Metamath Proof Explorer

Theorem edg0usgr

Description: A class without edges is a simple graph. Since ran F = (/) does not generally imply Fun F , but Fun ( iEdgG ) is required for G to be a simple graph, however, this must be provided as assertion. (Contributed by AV, 18-Oct-2020)

		Ref	Expression
	Assertion	edg0usgr	⊢ ( ( 𝐺 ∈ 𝑊 ∧ ( Edg ‘ 𝐺 ) = ∅ ∧ Fun ( iEdg ‘ 𝐺 ) ) → 𝐺 ∈ USGraph )

Proof

Step	Hyp	Ref	Expression
1		edgval	⊢ ( Edg ‘ 𝐺 ) = ran ( iEdg ‘ 𝐺 )
2	1	a1i	⊢ ( 𝐺 ∈ 𝑊 → ( Edg ‘ 𝐺 ) = ran ( iEdg ‘ 𝐺 ) )
3	2	eqeq1d	⊢ ( 𝐺 ∈ 𝑊 → ( ( Edg ‘ 𝐺 ) = ∅ ↔ ran ( iEdg ‘ 𝐺 ) = ∅ ) )
4		funrel	⊢ ( Fun ( iEdg ‘ 𝐺 ) → Rel ( iEdg ‘ 𝐺 ) )

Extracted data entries
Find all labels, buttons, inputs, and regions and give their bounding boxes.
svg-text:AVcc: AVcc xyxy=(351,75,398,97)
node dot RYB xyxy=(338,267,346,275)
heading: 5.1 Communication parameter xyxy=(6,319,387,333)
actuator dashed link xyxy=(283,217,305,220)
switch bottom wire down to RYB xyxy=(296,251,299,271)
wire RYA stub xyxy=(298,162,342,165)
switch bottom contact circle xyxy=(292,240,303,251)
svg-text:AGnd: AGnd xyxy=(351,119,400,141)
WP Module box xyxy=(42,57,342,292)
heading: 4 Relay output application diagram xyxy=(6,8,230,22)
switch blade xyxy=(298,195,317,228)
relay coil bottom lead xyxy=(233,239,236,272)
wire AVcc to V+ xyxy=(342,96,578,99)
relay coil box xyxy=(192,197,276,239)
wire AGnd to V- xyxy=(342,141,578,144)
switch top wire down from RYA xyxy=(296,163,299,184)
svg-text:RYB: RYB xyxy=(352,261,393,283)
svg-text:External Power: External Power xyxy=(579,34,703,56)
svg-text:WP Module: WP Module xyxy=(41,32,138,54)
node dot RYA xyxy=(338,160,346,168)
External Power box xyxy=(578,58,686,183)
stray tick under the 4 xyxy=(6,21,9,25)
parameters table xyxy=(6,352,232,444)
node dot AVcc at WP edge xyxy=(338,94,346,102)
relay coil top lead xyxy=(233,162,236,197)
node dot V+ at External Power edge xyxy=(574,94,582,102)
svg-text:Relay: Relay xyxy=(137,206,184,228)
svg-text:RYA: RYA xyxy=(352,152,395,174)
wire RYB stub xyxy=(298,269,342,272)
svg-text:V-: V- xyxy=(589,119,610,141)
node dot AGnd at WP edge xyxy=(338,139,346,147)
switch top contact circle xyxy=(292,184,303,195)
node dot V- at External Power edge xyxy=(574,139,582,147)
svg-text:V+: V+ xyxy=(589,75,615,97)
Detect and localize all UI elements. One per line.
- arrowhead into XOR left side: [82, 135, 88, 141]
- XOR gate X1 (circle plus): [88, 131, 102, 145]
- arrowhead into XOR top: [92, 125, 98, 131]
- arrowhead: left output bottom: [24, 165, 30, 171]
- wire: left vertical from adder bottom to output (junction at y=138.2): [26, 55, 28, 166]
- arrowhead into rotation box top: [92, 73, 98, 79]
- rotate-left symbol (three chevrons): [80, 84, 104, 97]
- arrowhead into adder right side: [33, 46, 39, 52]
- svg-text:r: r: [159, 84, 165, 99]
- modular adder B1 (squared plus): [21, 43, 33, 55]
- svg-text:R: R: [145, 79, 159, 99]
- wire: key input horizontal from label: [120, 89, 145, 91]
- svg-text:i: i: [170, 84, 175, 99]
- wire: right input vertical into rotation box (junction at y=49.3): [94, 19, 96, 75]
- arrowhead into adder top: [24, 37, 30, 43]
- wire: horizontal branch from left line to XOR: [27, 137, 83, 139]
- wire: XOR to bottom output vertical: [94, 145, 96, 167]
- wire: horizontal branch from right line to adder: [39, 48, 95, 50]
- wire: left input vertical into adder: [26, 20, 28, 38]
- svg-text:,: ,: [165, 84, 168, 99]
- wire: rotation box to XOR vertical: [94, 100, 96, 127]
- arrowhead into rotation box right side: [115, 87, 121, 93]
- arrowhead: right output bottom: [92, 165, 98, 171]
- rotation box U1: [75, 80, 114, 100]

*AIM A*:
Answer these questions from the edg0usgr theorem page, one answer per line, marked to match:
(i) Who contributed the theorem, and on what date?
(ii) Which reference is listed for step 3 of the proof?
(iii) Which reference is listed for step 4 of the proof?
*AIM B*: Copy the edg0usgr theorem page word for word, from "Description: A class" to "𝐺 ∈ USGraph )".

*FULL SOLUTION A*:
(i) AV, 18-Oct-2020
(ii) eqeq1d
(iii) funrel

*FULL SOLUTION B*:
Description: A class without edges is a simple graph. Since ran F = (/) does not generally imply Fun F , but Fun ( iEdgG ) is required for G to be a simple graph, however, this must be provided as assertion. (Contributed by AV, 18-Oct-2020)

		Ref	Expression
	Assertion	edg0usgr	⊢ ( ( 𝐺 ∈ 𝑊 ∧ ( Edg ‘ 𝐺 ) = ∅ ∧ Fun ( iEdg ‘ 𝐺 ) ) → 𝐺 ∈ USGraph )